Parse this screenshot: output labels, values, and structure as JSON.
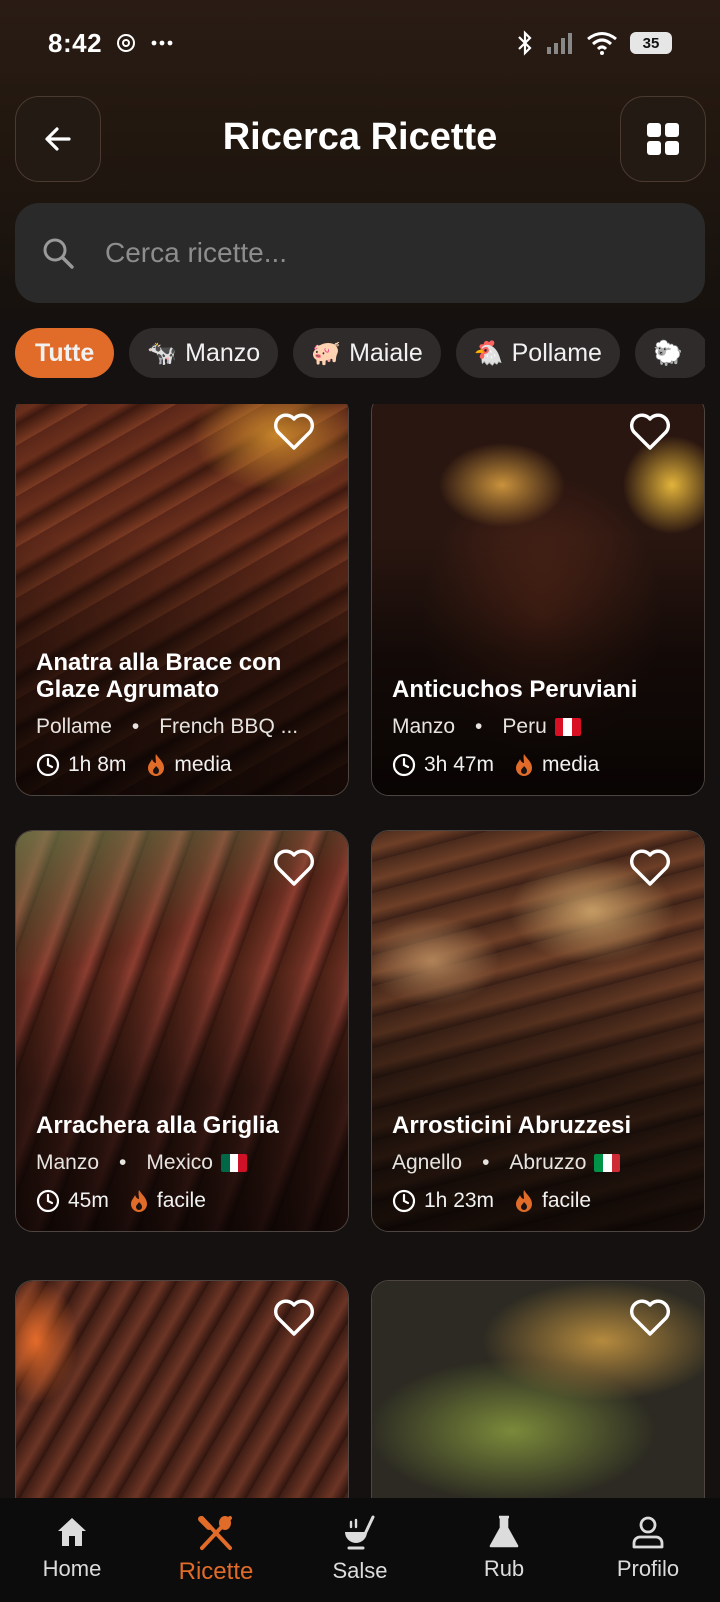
{
  "status_bar": {
    "time": "8:42",
    "battery": "35"
  },
  "header": {
    "title": "Ricerca Ricette"
  },
  "search": {
    "placeholder": "Cerca ricette..."
  },
  "chips": [
    {
      "label": "Tutte",
      "icon": ""
    },
    {
      "label": "Manzo",
      "icon": "🐄"
    },
    {
      "label": "Maiale",
      "icon": "🐖"
    },
    {
      "label": "Pollame",
      "icon": "🐔"
    },
    {
      "label": "",
      "icon": "🐑"
    }
  ],
  "recipes": [
    {
      "title": "Anatra alla Brace con Glaze Agrumato",
      "category": "Pollame",
      "origin": "French BBQ ...",
      "time": "1h 8m",
      "difficulty": "media"
    },
    {
      "title": "Anticuchos Peruviani",
      "category": "Manzo",
      "origin": "Peru",
      "time": "3h 47m",
      "difficulty": "media"
    },
    {
      "title": "Arrachera alla Griglia",
      "category": "Manzo",
      "origin": "Mexico",
      "time": "45m",
      "difficulty": "facile"
    },
    {
      "title": "Arrosticini Abruzzesi",
      "category": "Agnello",
      "origin": "Abruzzo",
      "time": "1h 23m",
      "difficulty": "facile"
    }
  ],
  "separator": "•",
  "nav": [
    {
      "label": "Home",
      "icon": "home-icon"
    },
    {
      "label": "Ricette",
      "icon": "utensils-icon"
    },
    {
      "label": "Salse",
      "icon": "sauce-icon"
    },
    {
      "label": "Rub",
      "icon": "flask-icon"
    },
    {
      "label": "Profilo",
      "icon": "profile-icon"
    }
  ],
  "colors": {
    "accent": "#e16b28",
    "background": "#141110",
    "surface": "#2a2a2a"
  }
}
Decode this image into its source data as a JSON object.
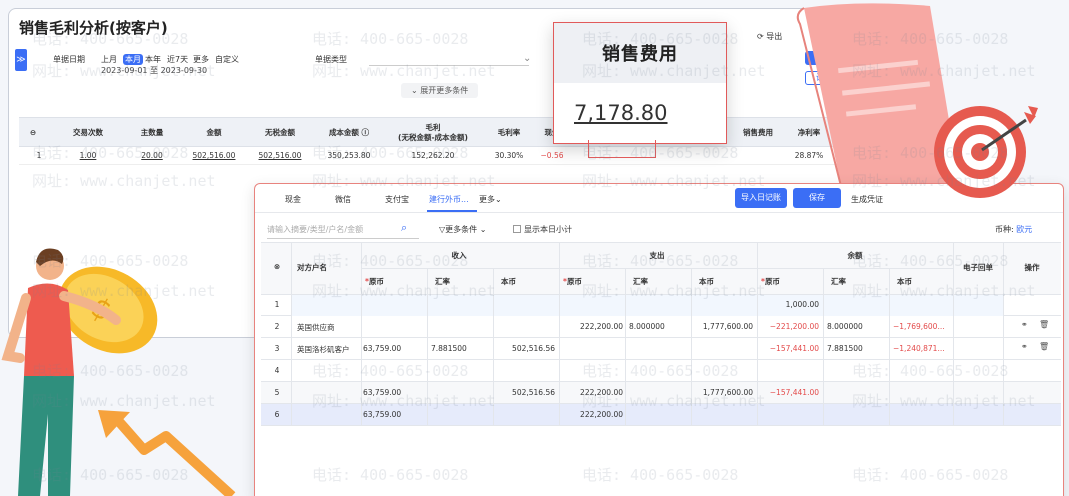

——————————

**OBJECTIVE:**
Copy the material exactly. Do not include the pictures.

**SOLUTION FOR THIS PROBLEM:**
Parse this screenshot: output labels, values, and structure as JSON.
{
  "status_bar": {
    "time": "8:42",
    "battery": "35"
  },
  "header": {
    "title": "Ricerca Ricette"
  },
  "search": {
    "placeholder": "Cerca ricette..."
  },
  "chips": [
    {
      "label": "Tutte",
      "icon": ""
    },
    {
      "label": "Manzo",
      "icon": "🐄"
    },
    {
      "label": "Maiale",
      "icon": "🐖"
    },
    {
      "label": "Pollame",
      "icon": "🐔"
    },
    {
      "label": "",
      "icon": "🐑"
    }
  ],
  "recipes": [
    {
      "title": "Anatra alla Brace con Glaze Agrumato",
      "category": "Pollame",
      "origin": "French BBQ ...",
      "time": "1h 8m",
      "difficulty": "media"
    },
    {
      "title": "Anticuchos Peruviani",
      "category": "Manzo",
      "origin": "Peru",
      "time": "3h 47m",
      "difficulty": "media"
    },
    {
      "title": "Arrachera alla Griglia",
      "category": "Manzo",
      "origin": "Mexico",
      "time": "45m",
      "difficulty": "facile"
    },
    {
      "title": "Arrosticini Abruzzesi",
      "category": "Agnello",
      "origin": "Abruzzo",
      "time": "1h 23m",
      "difficulty": "facile"
    }
  ],
  "separator": "•",
  "nav": [
    {
      "label": "Home",
      "icon": "home-icon"
    },
    {
      "label": "Ricette",
      "icon": "utensils-icon"
    },
    {
      "label": "Salse",
      "icon": "sauce-icon"
    },
    {
      "label": "Rub",
      "icon": "flask-icon"
    },
    {
      "label": "Profilo",
      "icon": "profile-icon"
    }
  ],
  "colors": {
    "accent": "#e16b28",
    "background": "#141110",
    "surface": "#2a2a2a"
  }
}
Decode this image into its source data as a JSON object.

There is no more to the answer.